• Goal of the exercise
Every line below that contains "those" is to be copied.

• Data for processing
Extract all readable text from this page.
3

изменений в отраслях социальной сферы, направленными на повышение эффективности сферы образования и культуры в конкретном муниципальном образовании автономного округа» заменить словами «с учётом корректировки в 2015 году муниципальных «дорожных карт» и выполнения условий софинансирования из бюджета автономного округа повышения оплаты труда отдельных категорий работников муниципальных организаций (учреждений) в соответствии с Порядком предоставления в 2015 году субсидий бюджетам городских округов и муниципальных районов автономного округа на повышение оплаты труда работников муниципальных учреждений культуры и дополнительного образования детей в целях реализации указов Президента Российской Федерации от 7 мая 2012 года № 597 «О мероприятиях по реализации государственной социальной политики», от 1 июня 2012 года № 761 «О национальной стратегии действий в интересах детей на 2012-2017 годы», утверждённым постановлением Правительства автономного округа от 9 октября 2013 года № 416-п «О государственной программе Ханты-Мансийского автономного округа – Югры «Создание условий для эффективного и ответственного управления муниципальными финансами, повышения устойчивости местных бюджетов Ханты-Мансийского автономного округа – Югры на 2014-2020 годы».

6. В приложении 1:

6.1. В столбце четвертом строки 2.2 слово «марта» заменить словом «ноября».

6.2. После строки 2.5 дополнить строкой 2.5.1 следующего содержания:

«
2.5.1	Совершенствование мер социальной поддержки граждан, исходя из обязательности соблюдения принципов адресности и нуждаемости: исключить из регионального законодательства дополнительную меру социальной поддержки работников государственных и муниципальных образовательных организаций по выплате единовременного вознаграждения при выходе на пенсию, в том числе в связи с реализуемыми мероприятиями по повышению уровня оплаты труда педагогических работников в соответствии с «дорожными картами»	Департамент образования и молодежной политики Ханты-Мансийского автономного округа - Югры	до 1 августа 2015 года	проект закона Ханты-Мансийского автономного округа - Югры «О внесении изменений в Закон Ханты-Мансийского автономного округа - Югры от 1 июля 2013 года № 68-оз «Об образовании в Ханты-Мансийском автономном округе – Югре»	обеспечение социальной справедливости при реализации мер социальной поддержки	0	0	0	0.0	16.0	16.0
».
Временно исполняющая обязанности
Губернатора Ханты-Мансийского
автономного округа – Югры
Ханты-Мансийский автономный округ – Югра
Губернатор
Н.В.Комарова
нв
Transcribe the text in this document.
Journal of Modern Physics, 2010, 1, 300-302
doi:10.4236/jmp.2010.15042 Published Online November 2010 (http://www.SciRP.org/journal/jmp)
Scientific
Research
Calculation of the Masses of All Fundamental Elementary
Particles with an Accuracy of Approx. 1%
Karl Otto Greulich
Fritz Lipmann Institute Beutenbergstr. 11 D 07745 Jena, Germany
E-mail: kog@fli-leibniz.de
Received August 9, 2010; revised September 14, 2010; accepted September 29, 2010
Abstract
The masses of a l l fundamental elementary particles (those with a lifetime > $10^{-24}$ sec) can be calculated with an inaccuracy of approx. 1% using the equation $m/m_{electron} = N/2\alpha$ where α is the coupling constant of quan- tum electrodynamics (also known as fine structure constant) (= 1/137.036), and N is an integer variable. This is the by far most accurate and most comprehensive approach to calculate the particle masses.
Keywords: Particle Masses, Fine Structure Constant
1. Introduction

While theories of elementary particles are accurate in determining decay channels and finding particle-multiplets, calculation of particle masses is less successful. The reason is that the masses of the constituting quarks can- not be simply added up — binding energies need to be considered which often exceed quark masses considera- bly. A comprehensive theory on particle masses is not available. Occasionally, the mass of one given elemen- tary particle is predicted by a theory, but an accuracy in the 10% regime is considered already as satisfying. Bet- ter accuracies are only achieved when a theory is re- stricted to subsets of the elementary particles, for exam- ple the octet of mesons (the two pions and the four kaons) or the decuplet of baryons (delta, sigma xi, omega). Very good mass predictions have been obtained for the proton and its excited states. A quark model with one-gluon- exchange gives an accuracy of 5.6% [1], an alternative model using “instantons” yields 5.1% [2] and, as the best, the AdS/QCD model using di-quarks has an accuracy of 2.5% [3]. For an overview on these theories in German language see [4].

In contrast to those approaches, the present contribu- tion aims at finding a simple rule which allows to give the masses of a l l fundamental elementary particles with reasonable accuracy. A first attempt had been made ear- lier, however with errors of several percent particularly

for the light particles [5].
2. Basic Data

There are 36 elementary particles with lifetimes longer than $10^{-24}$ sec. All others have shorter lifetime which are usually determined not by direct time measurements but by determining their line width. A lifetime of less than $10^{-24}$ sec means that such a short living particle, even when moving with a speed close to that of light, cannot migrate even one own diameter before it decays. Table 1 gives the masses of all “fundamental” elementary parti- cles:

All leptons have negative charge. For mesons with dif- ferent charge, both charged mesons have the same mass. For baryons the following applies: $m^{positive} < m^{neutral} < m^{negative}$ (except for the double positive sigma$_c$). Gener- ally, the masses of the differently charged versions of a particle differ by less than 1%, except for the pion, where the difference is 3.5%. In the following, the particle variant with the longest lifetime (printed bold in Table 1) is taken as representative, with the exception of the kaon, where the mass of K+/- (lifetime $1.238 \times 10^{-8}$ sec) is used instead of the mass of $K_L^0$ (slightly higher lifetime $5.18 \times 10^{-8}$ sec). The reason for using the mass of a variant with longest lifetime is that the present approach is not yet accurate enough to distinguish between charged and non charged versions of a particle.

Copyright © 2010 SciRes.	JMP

• Answer to this problem
The masses of a l l fundamental elementary particles (those with a lifetime > $10^{-24}$ sec) can be calculated with an inaccuracy of approx. 1% using the equation $m/m_{electron} = N/2\alpha$ where α is the coupling constant of quan- tum electrodynamics (also known as fine structure constant) (= 1/137.036), and N is an integer variable. This is the by far most accurate and most comprehensive approach to calculate the particle masses.
In contrast to those approaches, the present contribu- tion aims at finding a simple rule which allows to give the masses of a l l fundamental elementary particles with reasonable accuracy. A first attempt had been made ear- lier, however with errors of several percent particularly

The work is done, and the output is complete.